▶ **YOUR INSTRUCTIONS**
Look through the material below for "type". Copy every line that contains it.

GIVEN DATA start

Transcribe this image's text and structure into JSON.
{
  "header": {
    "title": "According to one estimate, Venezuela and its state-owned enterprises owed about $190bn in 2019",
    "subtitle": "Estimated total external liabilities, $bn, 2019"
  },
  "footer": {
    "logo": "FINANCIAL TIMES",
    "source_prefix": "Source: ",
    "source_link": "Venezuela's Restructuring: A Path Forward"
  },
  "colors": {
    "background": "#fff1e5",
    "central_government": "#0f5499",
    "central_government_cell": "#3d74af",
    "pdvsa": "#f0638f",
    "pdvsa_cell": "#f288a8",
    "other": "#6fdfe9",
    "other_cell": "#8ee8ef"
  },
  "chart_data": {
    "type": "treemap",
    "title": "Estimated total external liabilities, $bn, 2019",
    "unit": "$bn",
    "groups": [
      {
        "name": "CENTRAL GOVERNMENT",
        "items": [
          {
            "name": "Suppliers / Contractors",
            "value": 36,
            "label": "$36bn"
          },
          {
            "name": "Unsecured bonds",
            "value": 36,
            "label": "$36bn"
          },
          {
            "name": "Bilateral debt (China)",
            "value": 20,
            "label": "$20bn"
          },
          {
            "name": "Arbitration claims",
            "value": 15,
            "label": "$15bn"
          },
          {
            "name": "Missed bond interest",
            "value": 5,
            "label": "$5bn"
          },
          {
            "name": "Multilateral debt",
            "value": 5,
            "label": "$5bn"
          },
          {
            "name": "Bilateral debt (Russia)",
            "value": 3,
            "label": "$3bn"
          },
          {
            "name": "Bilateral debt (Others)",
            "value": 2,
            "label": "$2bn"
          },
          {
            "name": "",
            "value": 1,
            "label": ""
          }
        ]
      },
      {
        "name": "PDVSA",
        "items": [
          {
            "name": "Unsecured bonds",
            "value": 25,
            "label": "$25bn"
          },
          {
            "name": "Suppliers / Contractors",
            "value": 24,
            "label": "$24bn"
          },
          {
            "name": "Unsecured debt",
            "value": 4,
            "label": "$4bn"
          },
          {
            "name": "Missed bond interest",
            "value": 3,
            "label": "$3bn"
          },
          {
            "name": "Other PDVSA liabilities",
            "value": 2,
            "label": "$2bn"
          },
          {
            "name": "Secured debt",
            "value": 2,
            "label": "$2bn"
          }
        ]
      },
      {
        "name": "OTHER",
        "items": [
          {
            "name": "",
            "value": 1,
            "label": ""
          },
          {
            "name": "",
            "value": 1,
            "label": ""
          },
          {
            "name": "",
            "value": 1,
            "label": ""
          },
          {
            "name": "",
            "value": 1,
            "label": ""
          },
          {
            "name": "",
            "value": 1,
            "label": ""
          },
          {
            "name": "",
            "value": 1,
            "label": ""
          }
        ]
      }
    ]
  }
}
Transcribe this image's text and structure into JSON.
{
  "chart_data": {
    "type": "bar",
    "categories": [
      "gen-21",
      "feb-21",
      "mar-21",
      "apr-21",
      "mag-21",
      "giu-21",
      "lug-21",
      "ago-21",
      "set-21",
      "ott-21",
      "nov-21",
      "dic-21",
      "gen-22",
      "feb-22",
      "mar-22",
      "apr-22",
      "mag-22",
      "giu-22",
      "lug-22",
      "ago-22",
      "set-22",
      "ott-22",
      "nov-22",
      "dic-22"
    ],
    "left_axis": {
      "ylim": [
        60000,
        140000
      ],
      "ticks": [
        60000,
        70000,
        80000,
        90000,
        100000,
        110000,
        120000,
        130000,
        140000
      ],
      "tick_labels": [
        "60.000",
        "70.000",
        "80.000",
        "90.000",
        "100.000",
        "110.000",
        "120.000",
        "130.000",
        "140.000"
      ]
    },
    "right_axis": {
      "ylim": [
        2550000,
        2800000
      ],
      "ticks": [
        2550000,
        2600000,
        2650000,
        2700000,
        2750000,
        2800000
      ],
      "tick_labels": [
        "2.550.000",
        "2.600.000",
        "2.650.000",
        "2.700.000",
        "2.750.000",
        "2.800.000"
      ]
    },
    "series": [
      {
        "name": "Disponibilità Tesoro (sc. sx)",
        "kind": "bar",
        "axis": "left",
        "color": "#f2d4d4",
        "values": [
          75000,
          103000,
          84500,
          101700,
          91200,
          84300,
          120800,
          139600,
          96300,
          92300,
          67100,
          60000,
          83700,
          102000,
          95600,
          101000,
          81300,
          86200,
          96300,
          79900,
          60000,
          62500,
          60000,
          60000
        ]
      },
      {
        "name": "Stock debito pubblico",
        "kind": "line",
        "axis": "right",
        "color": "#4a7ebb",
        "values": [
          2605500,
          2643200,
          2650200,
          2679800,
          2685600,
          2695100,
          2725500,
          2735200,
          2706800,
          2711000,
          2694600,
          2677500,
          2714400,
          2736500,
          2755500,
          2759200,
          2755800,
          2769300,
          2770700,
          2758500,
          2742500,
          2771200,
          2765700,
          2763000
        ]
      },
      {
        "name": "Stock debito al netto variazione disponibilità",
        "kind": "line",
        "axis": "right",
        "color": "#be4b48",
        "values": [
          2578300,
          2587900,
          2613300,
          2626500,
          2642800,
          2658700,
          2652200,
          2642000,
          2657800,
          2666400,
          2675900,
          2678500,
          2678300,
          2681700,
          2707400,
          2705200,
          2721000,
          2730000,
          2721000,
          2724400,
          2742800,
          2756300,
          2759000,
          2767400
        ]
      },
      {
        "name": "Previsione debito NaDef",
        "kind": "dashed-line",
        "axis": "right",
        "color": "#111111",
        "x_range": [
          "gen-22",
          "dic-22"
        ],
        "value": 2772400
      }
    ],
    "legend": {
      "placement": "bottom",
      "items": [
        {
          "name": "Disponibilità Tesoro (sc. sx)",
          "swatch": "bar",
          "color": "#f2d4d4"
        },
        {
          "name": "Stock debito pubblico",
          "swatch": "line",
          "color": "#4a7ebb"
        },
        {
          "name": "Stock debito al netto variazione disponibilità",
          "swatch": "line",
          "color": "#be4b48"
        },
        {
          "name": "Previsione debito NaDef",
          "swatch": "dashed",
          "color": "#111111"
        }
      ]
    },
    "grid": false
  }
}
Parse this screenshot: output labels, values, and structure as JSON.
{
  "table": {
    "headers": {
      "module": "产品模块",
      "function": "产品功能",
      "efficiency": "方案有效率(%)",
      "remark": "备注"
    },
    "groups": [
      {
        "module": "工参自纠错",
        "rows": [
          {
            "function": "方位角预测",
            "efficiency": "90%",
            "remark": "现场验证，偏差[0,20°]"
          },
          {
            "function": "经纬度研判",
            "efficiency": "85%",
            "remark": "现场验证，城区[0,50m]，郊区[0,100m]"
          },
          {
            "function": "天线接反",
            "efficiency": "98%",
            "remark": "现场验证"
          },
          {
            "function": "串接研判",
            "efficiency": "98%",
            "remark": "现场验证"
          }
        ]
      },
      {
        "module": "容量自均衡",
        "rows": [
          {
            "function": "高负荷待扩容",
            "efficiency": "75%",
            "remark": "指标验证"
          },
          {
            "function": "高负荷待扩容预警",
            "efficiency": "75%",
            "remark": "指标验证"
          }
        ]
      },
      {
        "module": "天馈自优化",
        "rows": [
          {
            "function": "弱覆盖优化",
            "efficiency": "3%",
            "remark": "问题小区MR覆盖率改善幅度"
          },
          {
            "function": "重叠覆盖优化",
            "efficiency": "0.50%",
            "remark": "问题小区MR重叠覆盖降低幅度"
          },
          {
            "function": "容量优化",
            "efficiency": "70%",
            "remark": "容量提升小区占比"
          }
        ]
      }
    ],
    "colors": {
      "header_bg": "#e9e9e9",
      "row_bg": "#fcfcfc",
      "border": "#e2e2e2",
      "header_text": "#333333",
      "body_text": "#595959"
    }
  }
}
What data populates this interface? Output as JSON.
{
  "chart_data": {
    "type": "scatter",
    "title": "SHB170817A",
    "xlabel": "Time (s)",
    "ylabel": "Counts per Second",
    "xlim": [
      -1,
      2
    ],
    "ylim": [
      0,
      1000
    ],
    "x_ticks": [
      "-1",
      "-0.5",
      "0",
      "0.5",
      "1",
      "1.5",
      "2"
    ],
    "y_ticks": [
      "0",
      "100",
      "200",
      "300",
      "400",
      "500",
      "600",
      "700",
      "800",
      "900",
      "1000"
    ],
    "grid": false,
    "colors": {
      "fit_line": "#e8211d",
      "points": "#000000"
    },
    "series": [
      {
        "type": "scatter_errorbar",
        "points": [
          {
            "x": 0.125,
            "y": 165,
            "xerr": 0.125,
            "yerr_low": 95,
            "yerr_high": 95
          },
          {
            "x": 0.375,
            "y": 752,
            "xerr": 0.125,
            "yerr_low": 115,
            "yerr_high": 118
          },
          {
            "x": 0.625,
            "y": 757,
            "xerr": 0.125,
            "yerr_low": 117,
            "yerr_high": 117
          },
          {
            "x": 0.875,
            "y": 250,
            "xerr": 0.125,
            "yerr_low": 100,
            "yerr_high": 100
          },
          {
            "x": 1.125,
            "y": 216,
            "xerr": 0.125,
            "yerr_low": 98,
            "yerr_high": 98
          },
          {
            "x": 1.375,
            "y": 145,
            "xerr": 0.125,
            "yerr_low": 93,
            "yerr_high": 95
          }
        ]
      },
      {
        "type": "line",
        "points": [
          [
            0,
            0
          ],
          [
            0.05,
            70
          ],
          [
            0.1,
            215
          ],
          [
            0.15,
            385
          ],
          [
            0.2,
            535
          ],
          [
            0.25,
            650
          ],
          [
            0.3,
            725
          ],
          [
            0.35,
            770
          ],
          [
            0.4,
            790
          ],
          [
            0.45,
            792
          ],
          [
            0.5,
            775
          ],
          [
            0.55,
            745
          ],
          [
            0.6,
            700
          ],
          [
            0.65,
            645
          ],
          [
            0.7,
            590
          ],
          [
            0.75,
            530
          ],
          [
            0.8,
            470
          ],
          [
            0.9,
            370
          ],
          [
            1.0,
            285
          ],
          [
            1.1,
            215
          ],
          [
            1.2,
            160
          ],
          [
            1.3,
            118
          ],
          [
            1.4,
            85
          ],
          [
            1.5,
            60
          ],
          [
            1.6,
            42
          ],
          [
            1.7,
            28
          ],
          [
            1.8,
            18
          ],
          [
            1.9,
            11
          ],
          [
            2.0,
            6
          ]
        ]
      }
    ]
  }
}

GIVEN DATA end

▶ **RESPONSE**
    "type": "treemap",
    "type": "bar",
    "type": "scatter",
        "type": "scatter_errorbar",
        "type": "line",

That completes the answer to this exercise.